GoldenGate may have been at the start of this endeavor but shortly after starting to blog GoldenGate was bought by Oracle that saw me at home, in an alcove, staring at my home office computer. It was a simple laptop with a keyboard and a screen. Even so, I felt obliged to keep on posting and as I did so, my changed circumstances let me explore new career opportunities I had never previously contemplated pursuing. Call it a transition to being an independent blogger who was joining the “gig economy.”

It was early fall, 2009, and a plan formed that I fine-tuned for the remainder of 2009. It involved finding sponsors to pay for my attendance at RUG events and to get support for speaking engagements. This came about and it led to my participation at the Darmstadt, Germany, GTUG event. Participation saw my plans put into action and, to this day, I consider that event as the start to my new rather different career. As I look back at what transpired it was still touch and go as to whether I could deliver value.

At the time I was working out of my wife, Margo, and my part-time Simi Valley, CA, condo but a short time later, we moved back to our permanent home in Niwot, CO. The office was more substantial, with a lot more space to wander around plus the view out the windows was so much better. Inspiration for more stories? I like to think so, but I also have to admit they were often times as much a distraction as they were inspirational. But then again, we call it a home office for a reason and it was nice to be home.

The most important aspect of working out of a home office is developing a routine. There are obvious distractions, naturally enough, and no matter where we reside, there will always be the unexpected. Yet it is important to set aside time to work whether it’s developing a new application, fleshing out important infrastructure or simply writing a post to a blog site you support. Routines may not define us but they sure do help us follow the plan. Routines help clear the mind for what task is at hand.

Having written 2,000 plus stories has meant that on average, two stories a day needed work. The NonStop community has never been averse to work and a quick look around the NonStop vendor community that even now focuses on NonStop and you can tell that a lot of heavy lifting has been done to bring products to market. You can also tell that this involves a global presence and contributions come from offices everywhere on the planet. Vendors tap skill sets wherever they can be found.

* WHAT IS EXPECTED:
According to the excerpt about home-office blogging, which event does the writer consider the start of a new career? The rows come from a separate source and are unrelated to the text.

* EXTRACTED ENTRIES:
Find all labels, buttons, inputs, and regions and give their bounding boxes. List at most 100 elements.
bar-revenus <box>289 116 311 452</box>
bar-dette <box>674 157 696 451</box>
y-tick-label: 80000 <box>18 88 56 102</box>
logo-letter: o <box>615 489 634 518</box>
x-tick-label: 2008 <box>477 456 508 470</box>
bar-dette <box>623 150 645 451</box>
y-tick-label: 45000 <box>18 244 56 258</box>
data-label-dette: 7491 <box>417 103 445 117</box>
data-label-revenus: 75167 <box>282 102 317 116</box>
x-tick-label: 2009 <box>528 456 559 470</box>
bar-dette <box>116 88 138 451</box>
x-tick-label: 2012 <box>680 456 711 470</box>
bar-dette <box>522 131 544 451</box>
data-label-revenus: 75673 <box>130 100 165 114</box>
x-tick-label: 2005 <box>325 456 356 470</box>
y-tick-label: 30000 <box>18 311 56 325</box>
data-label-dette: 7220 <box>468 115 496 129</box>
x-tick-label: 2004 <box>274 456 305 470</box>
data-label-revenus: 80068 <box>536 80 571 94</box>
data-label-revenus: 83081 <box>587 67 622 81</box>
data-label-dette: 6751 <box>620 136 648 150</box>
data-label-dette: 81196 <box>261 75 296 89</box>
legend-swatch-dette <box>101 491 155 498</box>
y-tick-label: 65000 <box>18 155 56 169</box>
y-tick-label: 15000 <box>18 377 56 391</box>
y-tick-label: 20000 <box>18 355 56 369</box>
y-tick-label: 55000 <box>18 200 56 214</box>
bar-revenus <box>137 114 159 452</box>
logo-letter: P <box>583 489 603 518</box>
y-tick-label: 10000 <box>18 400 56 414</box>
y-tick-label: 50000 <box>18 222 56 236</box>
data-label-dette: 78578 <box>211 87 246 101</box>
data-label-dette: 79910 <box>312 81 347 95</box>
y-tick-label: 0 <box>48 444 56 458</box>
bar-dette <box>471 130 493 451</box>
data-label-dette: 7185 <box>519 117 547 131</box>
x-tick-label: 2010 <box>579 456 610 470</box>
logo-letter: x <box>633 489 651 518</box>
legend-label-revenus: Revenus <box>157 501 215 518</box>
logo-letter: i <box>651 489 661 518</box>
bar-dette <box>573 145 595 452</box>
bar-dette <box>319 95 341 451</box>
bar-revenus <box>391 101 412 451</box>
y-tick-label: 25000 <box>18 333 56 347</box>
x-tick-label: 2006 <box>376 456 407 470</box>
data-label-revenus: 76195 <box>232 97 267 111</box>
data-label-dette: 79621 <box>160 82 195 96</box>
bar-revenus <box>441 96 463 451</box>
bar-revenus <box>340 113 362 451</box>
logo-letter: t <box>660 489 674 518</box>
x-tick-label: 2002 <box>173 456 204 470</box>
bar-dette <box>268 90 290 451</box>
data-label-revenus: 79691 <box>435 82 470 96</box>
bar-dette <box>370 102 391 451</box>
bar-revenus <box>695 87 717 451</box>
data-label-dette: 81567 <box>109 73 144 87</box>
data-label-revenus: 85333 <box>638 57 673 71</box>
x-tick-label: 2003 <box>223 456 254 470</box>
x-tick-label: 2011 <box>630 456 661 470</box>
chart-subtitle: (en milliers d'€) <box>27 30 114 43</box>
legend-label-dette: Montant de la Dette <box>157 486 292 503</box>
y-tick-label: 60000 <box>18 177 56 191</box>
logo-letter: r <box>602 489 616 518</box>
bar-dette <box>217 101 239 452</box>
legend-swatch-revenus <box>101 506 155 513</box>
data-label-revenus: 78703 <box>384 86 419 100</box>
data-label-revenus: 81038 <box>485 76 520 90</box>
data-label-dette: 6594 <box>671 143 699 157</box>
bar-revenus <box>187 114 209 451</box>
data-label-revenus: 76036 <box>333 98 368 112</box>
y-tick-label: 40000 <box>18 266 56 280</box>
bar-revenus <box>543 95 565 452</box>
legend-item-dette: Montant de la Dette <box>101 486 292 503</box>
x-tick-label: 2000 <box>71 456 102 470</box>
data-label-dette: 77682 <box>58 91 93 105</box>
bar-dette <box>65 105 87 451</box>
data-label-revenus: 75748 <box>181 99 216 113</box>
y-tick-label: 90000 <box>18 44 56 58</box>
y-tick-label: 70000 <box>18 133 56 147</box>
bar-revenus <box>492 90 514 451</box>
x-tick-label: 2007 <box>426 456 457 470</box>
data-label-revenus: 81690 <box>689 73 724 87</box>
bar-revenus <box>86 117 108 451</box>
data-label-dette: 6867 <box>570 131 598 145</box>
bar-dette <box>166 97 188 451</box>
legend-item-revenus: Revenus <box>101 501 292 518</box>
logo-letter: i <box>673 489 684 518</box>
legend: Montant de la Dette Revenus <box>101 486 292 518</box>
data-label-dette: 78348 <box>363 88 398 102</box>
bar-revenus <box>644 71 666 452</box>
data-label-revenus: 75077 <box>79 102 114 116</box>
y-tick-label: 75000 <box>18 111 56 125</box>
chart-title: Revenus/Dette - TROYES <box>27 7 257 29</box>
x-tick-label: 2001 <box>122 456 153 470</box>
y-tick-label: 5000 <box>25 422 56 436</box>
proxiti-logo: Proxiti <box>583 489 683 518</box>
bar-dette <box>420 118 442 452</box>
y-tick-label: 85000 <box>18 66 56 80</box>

* ANSWER TO THIS TASK:
The Darmstadt, Germany, GTUG event.